▸ **Prompt**:
Extract all of the entries and set them down verbatim.

▸ **Provided data**:
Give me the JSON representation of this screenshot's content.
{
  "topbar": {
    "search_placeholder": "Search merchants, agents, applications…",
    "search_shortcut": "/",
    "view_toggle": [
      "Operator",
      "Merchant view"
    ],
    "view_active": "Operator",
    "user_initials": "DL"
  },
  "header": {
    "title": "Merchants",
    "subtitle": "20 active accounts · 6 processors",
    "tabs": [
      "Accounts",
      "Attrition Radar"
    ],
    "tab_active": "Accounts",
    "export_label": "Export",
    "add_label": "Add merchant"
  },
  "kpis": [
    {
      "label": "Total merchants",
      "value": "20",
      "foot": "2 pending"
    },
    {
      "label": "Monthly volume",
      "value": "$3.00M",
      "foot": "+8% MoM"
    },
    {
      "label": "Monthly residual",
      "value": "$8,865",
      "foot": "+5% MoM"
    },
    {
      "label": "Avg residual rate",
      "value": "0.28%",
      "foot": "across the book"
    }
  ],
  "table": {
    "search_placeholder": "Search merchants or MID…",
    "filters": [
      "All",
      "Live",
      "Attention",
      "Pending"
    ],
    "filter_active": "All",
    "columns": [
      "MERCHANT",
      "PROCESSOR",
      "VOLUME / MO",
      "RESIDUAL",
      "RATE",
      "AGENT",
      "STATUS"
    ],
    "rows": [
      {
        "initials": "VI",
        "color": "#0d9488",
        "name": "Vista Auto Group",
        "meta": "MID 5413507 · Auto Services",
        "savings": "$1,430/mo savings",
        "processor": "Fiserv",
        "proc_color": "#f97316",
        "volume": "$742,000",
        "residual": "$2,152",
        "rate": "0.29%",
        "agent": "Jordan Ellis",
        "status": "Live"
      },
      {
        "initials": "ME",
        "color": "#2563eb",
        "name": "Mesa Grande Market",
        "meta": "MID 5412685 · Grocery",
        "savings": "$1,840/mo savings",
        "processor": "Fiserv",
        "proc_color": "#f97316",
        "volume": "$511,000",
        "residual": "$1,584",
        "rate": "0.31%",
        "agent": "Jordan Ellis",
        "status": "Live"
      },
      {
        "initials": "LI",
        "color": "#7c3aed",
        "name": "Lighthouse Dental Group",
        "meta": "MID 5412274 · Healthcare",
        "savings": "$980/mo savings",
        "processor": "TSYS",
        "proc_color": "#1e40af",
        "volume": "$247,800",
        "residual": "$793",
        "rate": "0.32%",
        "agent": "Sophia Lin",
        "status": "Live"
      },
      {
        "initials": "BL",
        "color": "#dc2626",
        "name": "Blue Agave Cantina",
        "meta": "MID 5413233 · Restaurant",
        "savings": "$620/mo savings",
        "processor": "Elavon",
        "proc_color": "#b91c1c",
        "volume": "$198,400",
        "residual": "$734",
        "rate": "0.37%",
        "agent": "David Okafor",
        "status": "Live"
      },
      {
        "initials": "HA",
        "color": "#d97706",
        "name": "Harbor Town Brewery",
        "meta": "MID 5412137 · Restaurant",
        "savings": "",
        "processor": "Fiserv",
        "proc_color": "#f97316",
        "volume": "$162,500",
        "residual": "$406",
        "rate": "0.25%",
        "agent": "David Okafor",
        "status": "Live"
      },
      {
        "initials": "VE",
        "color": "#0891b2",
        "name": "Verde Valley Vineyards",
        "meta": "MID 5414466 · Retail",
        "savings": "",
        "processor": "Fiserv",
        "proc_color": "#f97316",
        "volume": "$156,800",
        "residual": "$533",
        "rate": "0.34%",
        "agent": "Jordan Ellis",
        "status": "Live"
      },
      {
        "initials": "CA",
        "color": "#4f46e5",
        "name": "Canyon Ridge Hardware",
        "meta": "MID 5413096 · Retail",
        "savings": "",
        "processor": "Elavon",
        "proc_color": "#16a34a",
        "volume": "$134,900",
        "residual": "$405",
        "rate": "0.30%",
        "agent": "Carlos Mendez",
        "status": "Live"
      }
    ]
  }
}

▸ **Answer to this task**:
Give me the JSON representation of this screenshot's content.
{
  "topbar": {
    "search_placeholder": "Search merchants, agents, applications…",
    "search_shortcut": "/",
    "view_toggle": [
      "Operator",
      "Merchant view"
    ],
    "view_active": "Operator",
    "user_initials": "DL"
  },
  "header": {
    "title": "Merchants",
    "subtitle": "20 active accounts · 6 processors",
    "tabs": [
      "Accounts",
      "Attrition Radar"
    ],
    "tab_active": "Accounts",
    "export_label": "Export",
    "add_label": "Add merchant"
  },
  "kpis": [
    {
      "label": "Total merchants",
      "value": "20",
      "foot": "2 pending"
    },
    {
      "label": "Monthly volume",
      "value": "$3.00M",
      "foot": "+8% MoM"
    },
    {
      "label": "Monthly residual",
      "value": "$8,865",
      "foot": "+5% MoM"
    },
    {
      "label": "Avg residual rate",
      "value": "0.28%",
      "foot": "across the book"
    }
  ],
  "table": {
    "search_placeholder": "Search merchants or MID…",
    "filters": [
      "All",
      "Live",
      "Attention",
      "Pending"
    ],
    "filter_active": "All",
    "columns": [
      "MERCHANT",
      "PROCESSOR",
      "VOLUME / MO",
      "RESIDUAL",
      "RATE",
      "AGENT",
      "STATUS"
    ],
    "rows": [
      {
        "initials": "VI",
        "color": "#0d9488",
        "name": "Vista Auto Group",
        "meta": "MID 5413507 · Auto Services",
        "savings": "$1,430/mo savings",
        "processor": "Fiserv",
        "proc_color": "#f97316",
        "volume": "$742,000",
        "residual": "$2,152",
        "rate": "0.29%",
        "agent": "Jordan Ellis",
        "status": "Live"
      },
      {
        "initials": "ME",
        "color": "#2563eb",
        "name": "Mesa Grande Market",
        "meta": "MID 5412685 · Grocery",
        "savings": "$1,840/mo savings",
        "processor": "Fiserv",
        "proc_color": "#f97316",
        "volume": "$511,000",
        "residual": "$1,584",
        "rate": "0.31%",
        "agent": "Jordan Ellis",
        "status": "Live"
      },
      {
        "initials": "LI",
        "color": "#7c3aed",
        "name": "Lighthouse Dental Group",
        "meta": "MID 5412274 · Healthcare",
        "savings": "$980/mo savings",
        "processor": "TSYS",
        "proc_color": "#1e40af",
        "volume": "$247,800",
        "residual": "$793",
        "rate": "0.32%",
        "agent": "Sophia Lin",
        "status": "Live"
      },
      {
        "initials": "BL",
        "color": "#dc2626",
        "name": "Blue Agave Cantina",
        "meta": "MID 5413233 · Restaurant",
        "savings": "$620/mo savings",
        "processor": "Elavon",
        "proc_color": "#b91c1c",
        "volume": "$198,400",
        "residual": "$734",
        "rate": "0.37%",
        "agent": "David Okafor",
        "status": "Live"
      },
      {
        "initials": "HA",
        "color": "#d97706",
        "name": "Harbor Town Brewery",
        "meta": "MID 5412137 · Restaurant",
        "savings": "",
        "processor": "Fiserv",
        "proc_color": "#f97316",
        "volume": "$162,500",
        "residual": "$406",
        "rate": "0.25%",
        "agent": "David Okafor",
        "status": "Live"
      },
      {
        "initials": "VE",
        "color": "#0891b2",
        "name": "Verde Valley Vineyards",
        "meta": "MID 5414466 · Retail",
        "savings": "",
        "processor": "Fiserv",
        "proc_color": "#f97316",
        "volume": "$156,800",
        "residual": "$533",
        "rate": "0.34%",
        "agent": "Jordan Ellis",
        "status": "Live"
      },
      {
        "initials": "CA",
        "color": "#4f46e5",
        "name": "Canyon Ridge Hardware",
        "meta": "MID 5413096 · Retail",
        "savings": "",
        "processor": "Elavon",
        "proc_color": "#16a34a",
        "volume": "$134,900",
        "residual": "$405",
        "rate": "0.30%",
        "agent": "Carlos Mendez",
        "status": "Live"
      }
    ]
  }
}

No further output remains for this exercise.